» **Working data**:
+ + + + +

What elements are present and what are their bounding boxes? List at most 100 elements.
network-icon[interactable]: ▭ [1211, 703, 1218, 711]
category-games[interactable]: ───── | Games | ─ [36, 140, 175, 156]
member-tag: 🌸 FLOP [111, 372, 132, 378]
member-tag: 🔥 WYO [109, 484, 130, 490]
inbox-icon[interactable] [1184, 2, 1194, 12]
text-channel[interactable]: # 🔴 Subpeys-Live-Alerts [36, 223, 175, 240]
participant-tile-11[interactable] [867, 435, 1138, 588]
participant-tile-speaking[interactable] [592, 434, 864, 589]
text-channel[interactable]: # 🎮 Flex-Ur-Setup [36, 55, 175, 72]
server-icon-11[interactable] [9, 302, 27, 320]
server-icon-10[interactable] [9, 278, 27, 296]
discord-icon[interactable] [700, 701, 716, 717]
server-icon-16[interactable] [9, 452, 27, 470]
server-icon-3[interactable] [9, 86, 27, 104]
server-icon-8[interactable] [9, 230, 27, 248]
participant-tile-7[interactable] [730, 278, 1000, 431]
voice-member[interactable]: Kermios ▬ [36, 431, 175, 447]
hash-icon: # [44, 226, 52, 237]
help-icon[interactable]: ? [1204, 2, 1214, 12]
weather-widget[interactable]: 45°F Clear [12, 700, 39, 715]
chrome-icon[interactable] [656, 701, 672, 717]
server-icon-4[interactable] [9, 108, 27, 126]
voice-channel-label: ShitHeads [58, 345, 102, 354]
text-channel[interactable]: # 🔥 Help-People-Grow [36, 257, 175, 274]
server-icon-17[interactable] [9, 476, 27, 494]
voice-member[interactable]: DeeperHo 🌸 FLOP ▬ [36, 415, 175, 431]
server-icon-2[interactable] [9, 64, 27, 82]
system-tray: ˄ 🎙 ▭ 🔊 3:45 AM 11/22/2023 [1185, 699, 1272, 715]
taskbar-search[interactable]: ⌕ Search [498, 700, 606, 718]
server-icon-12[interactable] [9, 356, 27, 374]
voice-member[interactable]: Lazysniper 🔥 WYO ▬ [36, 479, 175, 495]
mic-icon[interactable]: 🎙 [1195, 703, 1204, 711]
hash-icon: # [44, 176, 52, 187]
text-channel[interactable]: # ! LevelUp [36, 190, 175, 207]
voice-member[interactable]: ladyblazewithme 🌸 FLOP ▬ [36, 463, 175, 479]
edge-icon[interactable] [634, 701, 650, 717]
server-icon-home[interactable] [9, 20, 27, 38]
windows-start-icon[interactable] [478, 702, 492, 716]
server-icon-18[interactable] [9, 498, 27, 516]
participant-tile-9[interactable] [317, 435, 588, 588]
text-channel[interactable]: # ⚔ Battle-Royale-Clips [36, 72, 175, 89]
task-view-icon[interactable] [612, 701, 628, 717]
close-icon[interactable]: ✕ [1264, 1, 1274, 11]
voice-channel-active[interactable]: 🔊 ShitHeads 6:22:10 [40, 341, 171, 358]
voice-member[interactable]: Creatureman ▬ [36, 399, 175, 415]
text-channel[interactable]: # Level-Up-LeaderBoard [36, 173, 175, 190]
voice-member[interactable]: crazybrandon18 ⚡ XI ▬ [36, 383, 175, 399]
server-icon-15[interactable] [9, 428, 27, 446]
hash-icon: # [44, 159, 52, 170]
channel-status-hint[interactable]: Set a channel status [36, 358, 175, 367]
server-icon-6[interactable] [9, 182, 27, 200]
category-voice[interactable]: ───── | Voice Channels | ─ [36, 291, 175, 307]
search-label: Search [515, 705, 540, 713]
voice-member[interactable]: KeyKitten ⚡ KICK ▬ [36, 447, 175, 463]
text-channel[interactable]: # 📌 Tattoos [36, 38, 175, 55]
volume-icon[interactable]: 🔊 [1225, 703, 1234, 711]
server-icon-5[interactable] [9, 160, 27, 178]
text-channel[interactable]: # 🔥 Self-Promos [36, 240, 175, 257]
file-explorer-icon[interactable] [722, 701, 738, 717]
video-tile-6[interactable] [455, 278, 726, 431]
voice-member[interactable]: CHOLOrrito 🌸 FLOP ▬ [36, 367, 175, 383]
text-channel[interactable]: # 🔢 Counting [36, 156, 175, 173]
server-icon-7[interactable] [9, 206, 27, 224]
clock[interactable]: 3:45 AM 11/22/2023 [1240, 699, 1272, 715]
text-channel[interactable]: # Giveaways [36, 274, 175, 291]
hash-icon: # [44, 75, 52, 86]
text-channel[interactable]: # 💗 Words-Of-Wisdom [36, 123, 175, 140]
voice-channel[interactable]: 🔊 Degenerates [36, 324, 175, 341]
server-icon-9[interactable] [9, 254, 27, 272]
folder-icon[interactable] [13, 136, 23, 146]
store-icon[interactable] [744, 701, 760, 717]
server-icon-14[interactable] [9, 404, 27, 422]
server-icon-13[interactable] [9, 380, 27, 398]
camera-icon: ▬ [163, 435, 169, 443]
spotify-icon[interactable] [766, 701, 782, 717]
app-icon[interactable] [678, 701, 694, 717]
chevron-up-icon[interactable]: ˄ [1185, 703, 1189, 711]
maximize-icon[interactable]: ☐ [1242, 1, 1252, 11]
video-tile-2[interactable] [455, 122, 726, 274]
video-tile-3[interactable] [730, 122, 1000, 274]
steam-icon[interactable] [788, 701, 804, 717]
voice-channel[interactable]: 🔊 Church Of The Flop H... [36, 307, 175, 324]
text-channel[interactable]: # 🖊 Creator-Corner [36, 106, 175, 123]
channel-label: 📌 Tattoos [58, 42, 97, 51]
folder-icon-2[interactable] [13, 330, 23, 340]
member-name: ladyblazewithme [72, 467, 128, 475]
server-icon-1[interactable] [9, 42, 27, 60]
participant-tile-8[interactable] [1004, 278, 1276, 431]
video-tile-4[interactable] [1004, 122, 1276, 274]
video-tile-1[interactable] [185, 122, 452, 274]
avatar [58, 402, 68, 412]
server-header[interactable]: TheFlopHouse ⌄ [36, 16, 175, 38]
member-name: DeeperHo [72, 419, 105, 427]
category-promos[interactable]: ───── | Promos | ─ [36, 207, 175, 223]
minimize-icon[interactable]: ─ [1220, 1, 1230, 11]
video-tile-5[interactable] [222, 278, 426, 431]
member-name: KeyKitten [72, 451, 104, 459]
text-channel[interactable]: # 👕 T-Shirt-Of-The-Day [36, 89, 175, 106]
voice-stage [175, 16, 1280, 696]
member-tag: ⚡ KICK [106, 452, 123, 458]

+ + + + +

» **What you need to do**: Copy the rows starting at the first line and ending at the line that contains "member-tag: 🔥 WYO [109, 484, 130, 490]", swapping "member-tag" for "member-badge" and leaving everything else the same. Give only those lines.

» **Problem solution**:
What elements are present and what are their bounding boxes? List at most 100 elements.
network-icon[interactable]: ▭ [1211, 703, 1218, 711]
category-games[interactable]: ───── | Games | ─ [36, 140, 175, 156]
member-badge: 🌸 FLOP [111, 372, 132, 378]
member-badge: 🔥 WYO [109, 484, 130, 490]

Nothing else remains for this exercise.